= What to do =
Return all lines with the word "Temperature" in them.

= Provided data =
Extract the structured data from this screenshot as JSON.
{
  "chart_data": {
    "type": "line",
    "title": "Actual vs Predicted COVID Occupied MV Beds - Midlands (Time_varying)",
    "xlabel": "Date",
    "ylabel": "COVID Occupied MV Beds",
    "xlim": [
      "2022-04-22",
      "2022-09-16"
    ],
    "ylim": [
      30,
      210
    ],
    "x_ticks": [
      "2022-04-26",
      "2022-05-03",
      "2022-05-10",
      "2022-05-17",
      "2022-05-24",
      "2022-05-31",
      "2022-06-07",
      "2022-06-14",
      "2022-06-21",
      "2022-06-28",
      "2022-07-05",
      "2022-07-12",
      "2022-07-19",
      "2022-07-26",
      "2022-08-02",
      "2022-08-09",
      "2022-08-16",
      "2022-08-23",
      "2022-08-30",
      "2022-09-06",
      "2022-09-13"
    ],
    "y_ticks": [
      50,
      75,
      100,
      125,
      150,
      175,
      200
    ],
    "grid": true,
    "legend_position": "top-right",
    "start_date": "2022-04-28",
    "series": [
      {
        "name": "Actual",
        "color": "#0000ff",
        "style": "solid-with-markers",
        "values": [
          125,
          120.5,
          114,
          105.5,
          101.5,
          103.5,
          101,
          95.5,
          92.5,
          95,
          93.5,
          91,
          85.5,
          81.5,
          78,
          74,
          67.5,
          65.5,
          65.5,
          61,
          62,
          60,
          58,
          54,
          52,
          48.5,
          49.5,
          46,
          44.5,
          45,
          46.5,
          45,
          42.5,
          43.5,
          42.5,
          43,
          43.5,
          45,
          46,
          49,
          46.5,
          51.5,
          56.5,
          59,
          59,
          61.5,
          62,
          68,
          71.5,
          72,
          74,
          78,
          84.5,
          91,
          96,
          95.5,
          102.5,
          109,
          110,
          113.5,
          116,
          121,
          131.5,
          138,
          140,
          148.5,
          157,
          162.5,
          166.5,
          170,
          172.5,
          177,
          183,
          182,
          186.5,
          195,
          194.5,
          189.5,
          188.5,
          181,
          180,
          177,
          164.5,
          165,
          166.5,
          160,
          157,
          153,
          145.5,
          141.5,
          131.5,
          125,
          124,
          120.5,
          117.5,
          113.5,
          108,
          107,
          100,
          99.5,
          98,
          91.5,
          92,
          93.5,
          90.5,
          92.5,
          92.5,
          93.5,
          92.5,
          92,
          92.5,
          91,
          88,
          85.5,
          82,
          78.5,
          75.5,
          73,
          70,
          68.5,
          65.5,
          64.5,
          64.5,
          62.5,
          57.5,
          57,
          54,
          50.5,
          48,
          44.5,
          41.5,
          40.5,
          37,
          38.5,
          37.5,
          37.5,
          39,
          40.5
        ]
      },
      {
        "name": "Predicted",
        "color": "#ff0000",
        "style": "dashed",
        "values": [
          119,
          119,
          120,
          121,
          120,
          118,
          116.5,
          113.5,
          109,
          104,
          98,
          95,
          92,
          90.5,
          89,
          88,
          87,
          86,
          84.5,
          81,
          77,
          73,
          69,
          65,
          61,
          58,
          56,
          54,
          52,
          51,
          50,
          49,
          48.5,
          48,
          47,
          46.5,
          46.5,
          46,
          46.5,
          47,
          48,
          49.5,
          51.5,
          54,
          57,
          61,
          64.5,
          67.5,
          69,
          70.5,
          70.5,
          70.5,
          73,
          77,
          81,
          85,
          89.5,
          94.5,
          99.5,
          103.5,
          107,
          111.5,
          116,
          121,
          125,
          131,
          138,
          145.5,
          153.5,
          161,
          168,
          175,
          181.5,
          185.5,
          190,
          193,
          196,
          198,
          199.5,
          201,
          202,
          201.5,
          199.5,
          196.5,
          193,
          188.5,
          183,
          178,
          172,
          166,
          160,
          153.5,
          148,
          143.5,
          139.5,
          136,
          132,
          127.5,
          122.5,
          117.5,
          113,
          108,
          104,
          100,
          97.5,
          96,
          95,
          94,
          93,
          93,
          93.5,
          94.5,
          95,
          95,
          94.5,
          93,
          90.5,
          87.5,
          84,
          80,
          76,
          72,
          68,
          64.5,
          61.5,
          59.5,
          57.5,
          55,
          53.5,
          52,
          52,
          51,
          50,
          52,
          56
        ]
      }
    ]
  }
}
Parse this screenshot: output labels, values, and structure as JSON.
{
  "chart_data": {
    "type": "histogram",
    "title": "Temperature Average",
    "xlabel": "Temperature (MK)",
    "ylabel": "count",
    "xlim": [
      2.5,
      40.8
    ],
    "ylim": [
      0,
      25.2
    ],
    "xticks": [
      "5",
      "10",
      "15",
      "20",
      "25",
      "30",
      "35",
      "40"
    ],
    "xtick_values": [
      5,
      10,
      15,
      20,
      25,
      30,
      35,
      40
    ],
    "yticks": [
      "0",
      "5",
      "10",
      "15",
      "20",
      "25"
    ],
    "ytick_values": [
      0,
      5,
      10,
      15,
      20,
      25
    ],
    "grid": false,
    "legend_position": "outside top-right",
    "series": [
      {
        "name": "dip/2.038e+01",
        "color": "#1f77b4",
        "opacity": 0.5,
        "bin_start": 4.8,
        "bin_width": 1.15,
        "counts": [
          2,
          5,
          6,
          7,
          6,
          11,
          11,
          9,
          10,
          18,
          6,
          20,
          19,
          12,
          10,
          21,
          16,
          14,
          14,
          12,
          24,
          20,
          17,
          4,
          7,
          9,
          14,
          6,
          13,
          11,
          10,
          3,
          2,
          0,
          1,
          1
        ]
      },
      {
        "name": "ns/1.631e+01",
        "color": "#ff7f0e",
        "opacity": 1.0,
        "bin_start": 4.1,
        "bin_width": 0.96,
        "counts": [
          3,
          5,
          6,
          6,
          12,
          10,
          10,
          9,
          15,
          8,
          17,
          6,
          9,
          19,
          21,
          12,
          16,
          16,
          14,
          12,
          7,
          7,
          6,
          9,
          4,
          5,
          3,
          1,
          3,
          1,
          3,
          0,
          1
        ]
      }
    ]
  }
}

= Worked answer =
    "title": "Temperature Average",
    "xlabel": "Temperature (MK)",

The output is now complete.